Some records
■ ■ ■ ■

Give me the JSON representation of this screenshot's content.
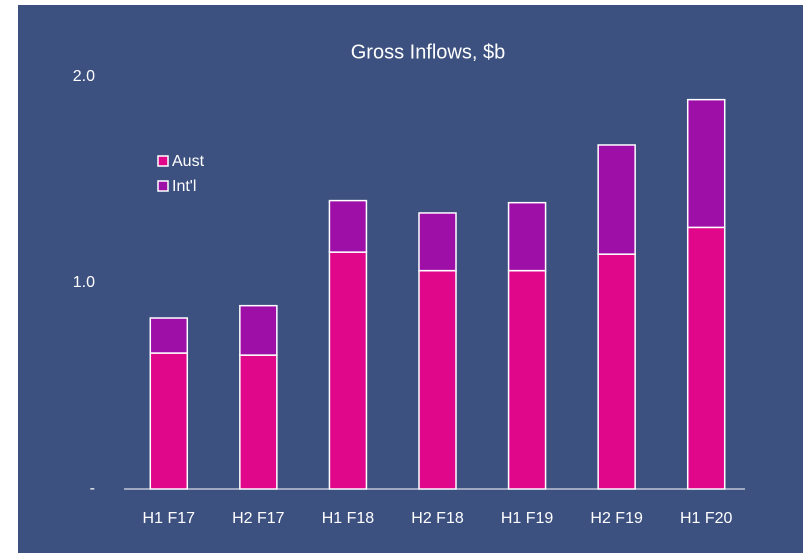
{
  "chart_data": {
    "type": "stacked_bar",
    "title": "Gross Inflows, $b",
    "categories": [
      "H1 F17",
      "H2 F17",
      "H1 F18",
      "H2 F18",
      "H1 F19",
      "H2 F19",
      "H1 F20"
    ],
    "series": [
      {
        "name": "Aust",
        "color": "#e0078a",
        "values": [
          0.66,
          0.65,
          1.15,
          1.06,
          1.06,
          1.14,
          1.27
        ]
      },
      {
        "name": "Int'l",
        "color": "#9e0fa8",
        "values": [
          0.17,
          0.24,
          0.25,
          0.28,
          0.33,
          0.53,
          0.62
        ]
      }
    ],
    "ylim": [
      0,
      2
    ],
    "yticks": [
      {
        "value": 0,
        "label": "-"
      },
      {
        "value": 1,
        "label": "1.0"
      },
      {
        "value": 2,
        "label": "2.0"
      }
    ],
    "legend": "upper left"
  }
}
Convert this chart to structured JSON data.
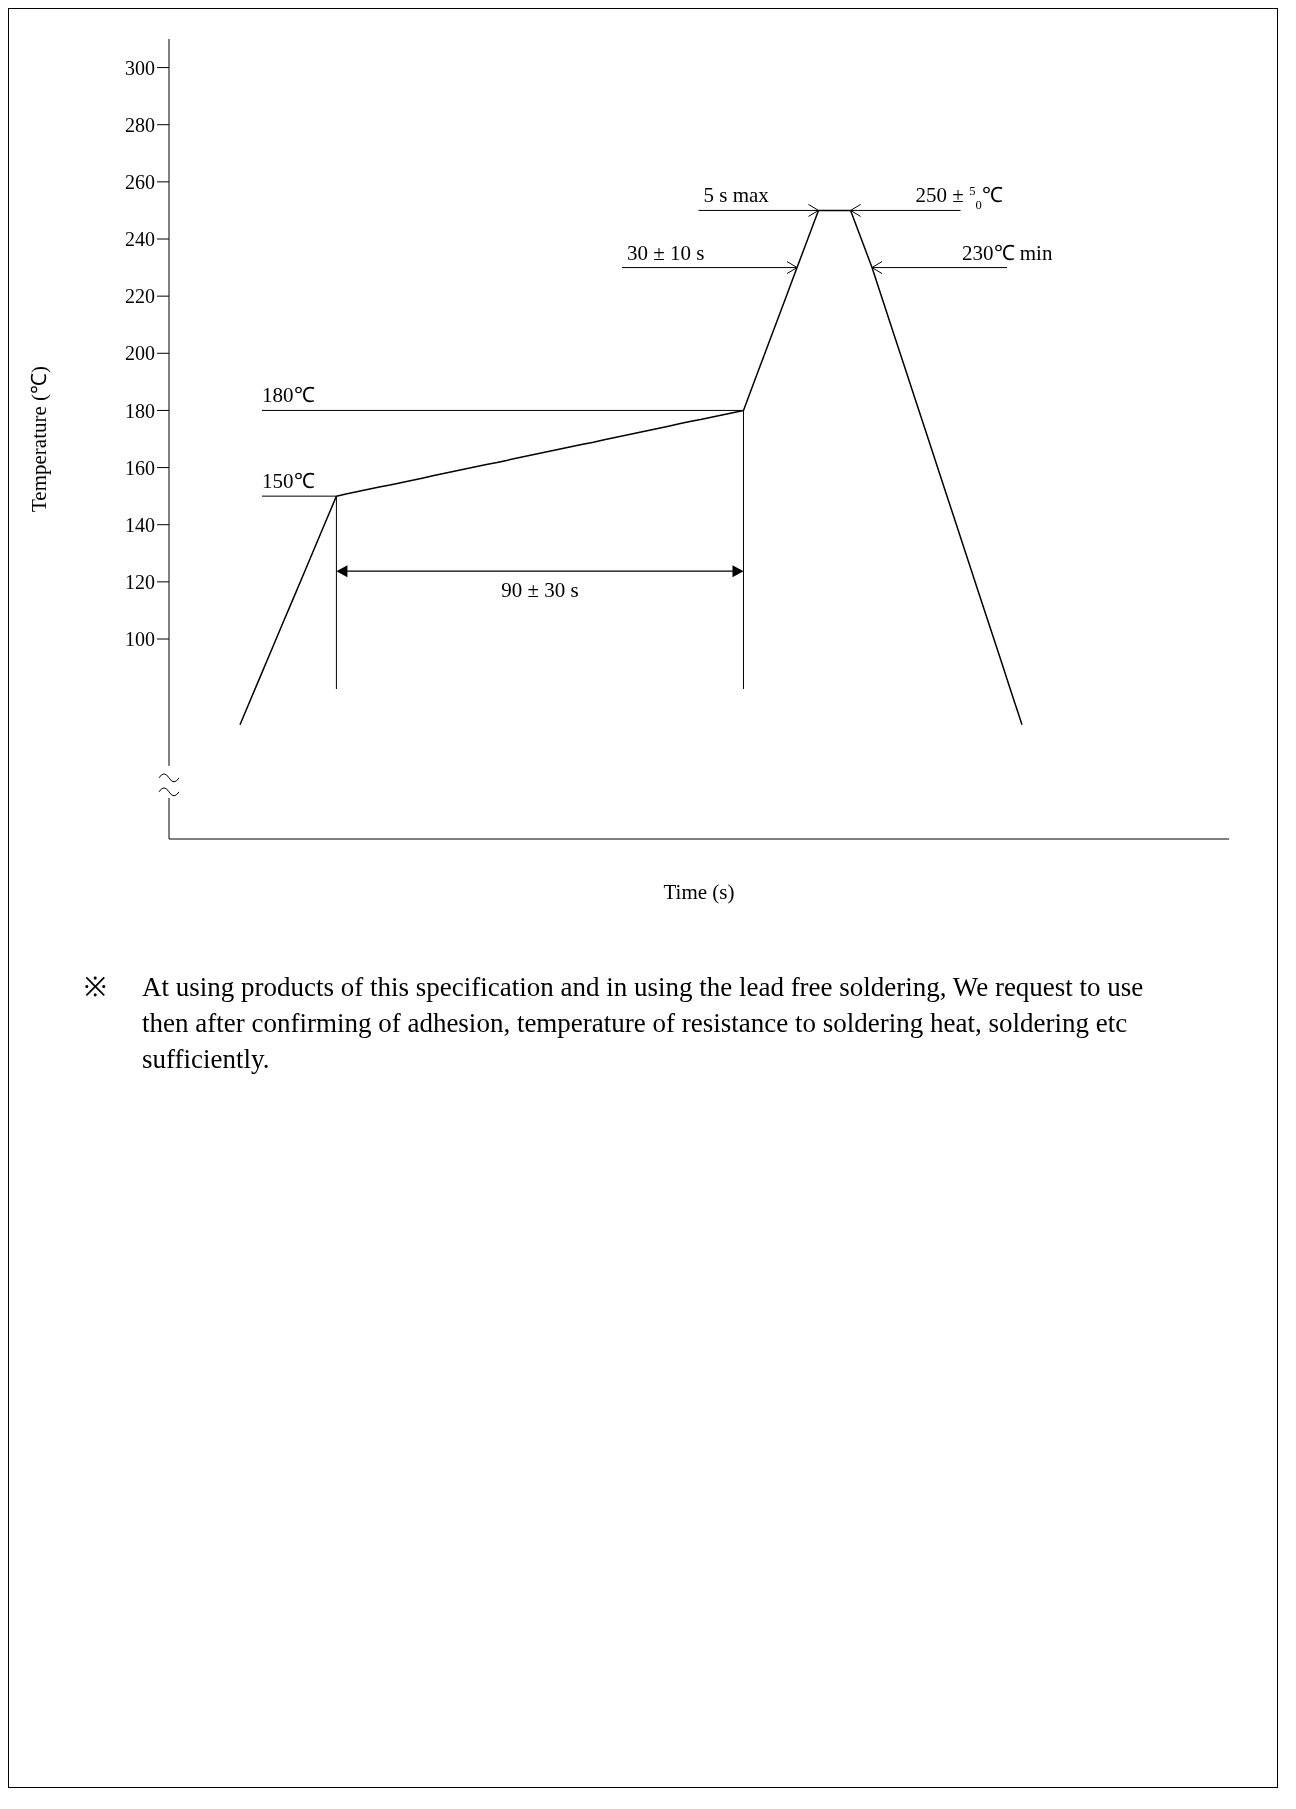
{
  "chart_data": {
    "type": "line",
    "xlabel": "Time (s)",
    "ylabel": "Temperature (℃)",
    "categories": [
      null,
      null,
      null,
      null,
      null,
      null,
      null,
      null,
      null,
      null,
      null,
      null,
      null,
      null,
      null,
      null,
      null,
      null,
      null,
      null,
      null,
      null,
      null,
      null,
      null,
      null,
      null,
      null,
      null,
      null,
      null,
      null,
      null,
      null,
      null,
      null,
      null,
      null,
      null,
      null,
      null,
      null,
      null,
      null,
      null,
      null,
      null,
      null,
      null,
      null,
      null,
      null,
      null,
      null,
      null,
      null,
      null,
      null,
      null,
      null,
      null,
      null,
      null,
      null,
      null,
      null,
      null,
      null,
      null,
      null,
      null,
      null,
      null,
      null
    ],
    "series": [
      {
        "color": "#000000",
        "values": [
          70,
          78.9,
          87.8,
          96.7,
          105.6,
          114.4,
          123.3,
          132.2,
          141.1,
          150,
          150.8,
          151.6,
          152.4,
          153.2,
          153.9,
          154.7,
          155.5,
          156.3,
          157.1,
          157.9,
          158.7,
          159.5,
          160.3,
          161.1,
          161.8,
          162.6,
          163.4,
          164.2,
          165,
          165.8,
          166.6,
          167.4,
          168.2,
          168.9,
          169.7,
          170.5,
          171.3,
          172.1,
          172.9,
          173.7,
          174.5,
          175.3,
          176.1,
          176.8,
          177.6,
          178.4,
          179.2,
          180,
          190,
          200,
          210,
          220,
          230,
          240,
          250,
          250,
          250,
          250,
          240,
          230,
          218.6,
          207.1,
          195.7,
          184.3,
          172.9,
          161.4,
          150,
          138.6,
          127.1,
          115.7,
          104.3,
          92.9,
          81.4,
          70
        ]
      }
    ],
    "ylim": [
      30,
      310
    ],
    "yticks": [
      100,
      120,
      140,
      160,
      180,
      200,
      220,
      240,
      260,
      280,
      300
    ],
    "tick_labels": "y",
    "marker": "none",
    "line_style": "solid",
    "annotations": [
      "5 s max",
      "250 ± $^{5}$$_{0}$℃",
      "30 ± 10 s",
      "230℃ min",
      "180℃",
      "150℃",
      "90 ± 30 s",
      "※ At using products of this specification and in using the lead free soldering, We request to use then after confirming of adhesion, temperature of resistance to soldering heat, soldering etc sufficiently."
    ]
  }
}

■ ■ ■ ■

**Written task**.
Quote each entry above verbatim and drop the pictures.

**Exercise result**.
Give me the JSON representation of this screenshot's content.
{
  "chart_data": {
    "type": "stacked_bar",
    "title": "Gross Inflows, $b",
    "categories": [
      "H1 F17",
      "H2 F17",
      "H1 F18",
      "H2 F18",
      "H1 F19",
      "H2 F19",
      "H1 F20"
    ],
    "series": [
      {
        "name": "Aust",
        "color": "#e0078a",
        "values": [
          0.66,
          0.65,
          1.15,
          1.06,
          1.06,
          1.14,
          1.27
        ]
      },
      {
        "name": "Int'l",
        "color": "#9e0fa8",
        "values": [
          0.17,
          0.24,
          0.25,
          0.28,
          0.33,
          0.53,
          0.62
        ]
      }
    ],
    "ylim": [
      0,
      2
    ],
    "yticks": [
      {
        "value": 0,
        "label": "-"
      },
      {
        "value": 1,
        "label": "1.0"
      },
      {
        "value": 2,
        "label": "2.0"
      }
    ],
    "legend": "upper left"
  }
}
Convert this chart to structured JSON data.
{
  "chart_data": {
    "type": "line",
    "xlabel": "Time (s)",
    "ylabel": "Temperature (℃)",
    "categories": [
      null,
      null,
      null,
      null,
      null,
      null,
      null,
      null,
      null,
      null,
      null,
      null,
      null,
      null,
      null,
      null,
      null,
      null,
      null,
      null,
      null,
      null,
      null,
      null,
      null,
      null,
      null,
      null,
      null,
      null,
      null,
      null,
      null,
      null,
      null,
      null,
      null,
      null,
      null,
      null,
      null,
      null,
      null,
      null,
      null,
      null,
      null,
      null,
      null,
      null,
      null,
      null,
      null,
      null,
      null,
      null,
      null,
      null,
      null,
      null,
      null,
      null,
      null,
      null,
      null,
      null,
      null,
      null,
      null,
      null,
      null,
      null,
      null,
      null
    ],
    "series": [
      {
        "color": "#000000",
        "values": [
          70,
          78.9,
          87.8,
          96.7,
          105.6,
          114.4,
          123.3,
          132.2,
          141.1,
          150,
          150.8,
          151.6,
          152.4,
          153.2,
          153.9,
          154.7,
          155.5,
          156.3,
          157.1,
          157.9,
          158.7,
          159.5,
          160.3,
          161.1,
          161.8,
          162.6,
          163.4,
          164.2,
          165,
          165.8,
          166.6,
          167.4,
          168.2,
          168.9,
          169.7,
          170.5,
          171.3,
          172.1,
          172.9,
          173.7,
          174.5,
          175.3,
          176.1,
          176.8,
          177.6,
          178.4,
          179.2,
          180,
          190,
          200,
          210,
          220,
          230,
          240,
          250,
          250,
          250,
          250,
          240,
          230,
          218.6,
          207.1,
          195.7,
          184.3,
          172.9,
          161.4,
          150,
          138.6,
          127.1,
          115.7,
          104.3,
          92.9,
          81.4,
          70
        ]
      }
    ],
    "ylim": [
      30,
      310
    ],
    "yticks": [
      100,
      120,
      140,
      160,
      180,
      200,
      220,
      240,
      260,
      280,
      300
    ],
    "tick_labels": "y",
    "marker": "none",
    "line_style": "solid",
    "annotations": [
      "5 s max",
      "250 ± $^{5}$$_{0}$℃",
      "30 ± 10 s",
      "230℃ min",
      "180℃",
      "150℃",
      "90 ± 30 s",
      "※ At using products of this specification and in using the lead free soldering, We request to use then after confirming of adhesion, temperature of resistance to soldering heat, soldering etc sufficiently."
    ]
  }
}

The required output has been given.